[Data entries]
►
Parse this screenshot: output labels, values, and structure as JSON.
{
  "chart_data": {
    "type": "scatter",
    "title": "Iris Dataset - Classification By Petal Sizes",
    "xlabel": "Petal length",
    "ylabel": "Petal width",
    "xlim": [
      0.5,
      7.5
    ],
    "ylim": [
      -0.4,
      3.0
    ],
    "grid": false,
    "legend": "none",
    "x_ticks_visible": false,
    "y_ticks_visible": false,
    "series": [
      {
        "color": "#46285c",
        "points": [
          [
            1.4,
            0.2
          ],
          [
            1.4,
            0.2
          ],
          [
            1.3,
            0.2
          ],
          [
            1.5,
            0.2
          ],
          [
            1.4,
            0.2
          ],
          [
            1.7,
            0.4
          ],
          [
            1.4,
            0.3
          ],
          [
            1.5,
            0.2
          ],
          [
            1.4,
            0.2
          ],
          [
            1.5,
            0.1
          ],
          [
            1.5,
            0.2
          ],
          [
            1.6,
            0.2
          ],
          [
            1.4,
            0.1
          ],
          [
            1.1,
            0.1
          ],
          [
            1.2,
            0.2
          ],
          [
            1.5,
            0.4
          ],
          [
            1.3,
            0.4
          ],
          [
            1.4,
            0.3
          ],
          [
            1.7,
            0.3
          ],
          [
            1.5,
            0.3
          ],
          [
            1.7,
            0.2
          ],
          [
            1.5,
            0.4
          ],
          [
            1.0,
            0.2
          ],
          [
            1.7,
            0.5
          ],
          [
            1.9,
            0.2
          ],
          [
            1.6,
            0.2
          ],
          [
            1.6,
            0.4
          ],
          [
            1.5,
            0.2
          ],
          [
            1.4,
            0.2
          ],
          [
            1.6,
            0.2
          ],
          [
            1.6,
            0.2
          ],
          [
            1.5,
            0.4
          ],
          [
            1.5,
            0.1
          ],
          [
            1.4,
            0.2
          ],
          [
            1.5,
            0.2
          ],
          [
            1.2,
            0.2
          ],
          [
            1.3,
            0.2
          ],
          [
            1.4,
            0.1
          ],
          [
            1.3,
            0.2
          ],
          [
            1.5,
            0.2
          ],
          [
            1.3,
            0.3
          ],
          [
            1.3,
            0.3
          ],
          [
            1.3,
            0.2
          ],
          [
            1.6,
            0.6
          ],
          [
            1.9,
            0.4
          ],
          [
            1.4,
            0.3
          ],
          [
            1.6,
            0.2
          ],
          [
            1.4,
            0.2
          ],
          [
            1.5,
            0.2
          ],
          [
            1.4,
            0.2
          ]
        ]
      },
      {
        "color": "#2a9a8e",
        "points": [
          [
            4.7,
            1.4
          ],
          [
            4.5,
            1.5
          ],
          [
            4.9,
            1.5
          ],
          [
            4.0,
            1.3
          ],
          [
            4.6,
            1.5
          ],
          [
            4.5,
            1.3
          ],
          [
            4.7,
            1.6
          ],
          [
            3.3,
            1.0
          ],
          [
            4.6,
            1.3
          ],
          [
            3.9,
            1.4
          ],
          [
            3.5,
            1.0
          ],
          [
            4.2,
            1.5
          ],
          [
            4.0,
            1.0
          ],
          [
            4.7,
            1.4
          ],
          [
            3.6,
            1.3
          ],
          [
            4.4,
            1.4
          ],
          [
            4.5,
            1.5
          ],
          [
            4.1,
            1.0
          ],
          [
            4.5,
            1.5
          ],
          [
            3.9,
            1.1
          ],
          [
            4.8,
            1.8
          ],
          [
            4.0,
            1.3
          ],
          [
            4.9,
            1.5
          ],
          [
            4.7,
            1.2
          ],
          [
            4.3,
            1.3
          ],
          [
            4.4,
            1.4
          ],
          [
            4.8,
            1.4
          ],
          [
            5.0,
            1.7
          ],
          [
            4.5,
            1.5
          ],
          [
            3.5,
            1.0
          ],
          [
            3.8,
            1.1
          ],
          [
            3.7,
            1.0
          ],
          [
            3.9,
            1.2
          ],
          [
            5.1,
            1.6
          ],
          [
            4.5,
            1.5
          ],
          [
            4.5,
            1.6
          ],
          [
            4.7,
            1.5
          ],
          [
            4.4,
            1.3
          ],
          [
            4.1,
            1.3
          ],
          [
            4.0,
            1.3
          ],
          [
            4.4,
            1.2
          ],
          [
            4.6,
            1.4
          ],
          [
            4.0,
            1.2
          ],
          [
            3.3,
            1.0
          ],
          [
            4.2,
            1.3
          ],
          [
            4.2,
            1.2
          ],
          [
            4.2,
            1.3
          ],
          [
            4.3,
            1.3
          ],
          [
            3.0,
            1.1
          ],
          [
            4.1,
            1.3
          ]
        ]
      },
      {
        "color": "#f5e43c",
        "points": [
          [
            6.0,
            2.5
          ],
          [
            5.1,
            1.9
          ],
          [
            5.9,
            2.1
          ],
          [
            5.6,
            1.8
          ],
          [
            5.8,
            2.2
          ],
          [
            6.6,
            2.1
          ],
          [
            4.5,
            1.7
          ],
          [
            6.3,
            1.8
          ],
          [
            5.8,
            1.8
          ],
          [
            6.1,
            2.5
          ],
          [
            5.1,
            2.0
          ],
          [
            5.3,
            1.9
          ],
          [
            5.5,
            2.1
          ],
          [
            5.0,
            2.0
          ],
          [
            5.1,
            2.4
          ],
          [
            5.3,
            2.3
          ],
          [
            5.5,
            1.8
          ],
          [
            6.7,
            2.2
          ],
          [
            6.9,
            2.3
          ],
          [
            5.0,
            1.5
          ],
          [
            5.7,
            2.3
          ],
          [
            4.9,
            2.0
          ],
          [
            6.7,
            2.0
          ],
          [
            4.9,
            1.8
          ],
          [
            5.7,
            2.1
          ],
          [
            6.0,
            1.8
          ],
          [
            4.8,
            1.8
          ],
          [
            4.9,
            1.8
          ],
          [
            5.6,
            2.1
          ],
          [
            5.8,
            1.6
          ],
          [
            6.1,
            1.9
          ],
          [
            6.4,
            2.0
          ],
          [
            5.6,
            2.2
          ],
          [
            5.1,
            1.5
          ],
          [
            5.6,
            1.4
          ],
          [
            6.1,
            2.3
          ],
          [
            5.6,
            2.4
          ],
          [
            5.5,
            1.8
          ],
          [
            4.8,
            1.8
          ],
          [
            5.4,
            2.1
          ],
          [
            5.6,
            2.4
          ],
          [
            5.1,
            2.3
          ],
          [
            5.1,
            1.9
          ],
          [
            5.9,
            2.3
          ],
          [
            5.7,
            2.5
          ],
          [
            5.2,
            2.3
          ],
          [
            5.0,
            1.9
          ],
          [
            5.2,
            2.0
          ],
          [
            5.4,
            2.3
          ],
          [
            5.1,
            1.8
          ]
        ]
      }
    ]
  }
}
◄
▸ TASK REQUIREMENTS
What is the number of lines that contain "color"? Reply with that number alone.

▸ COMPLETE RESPONSE
3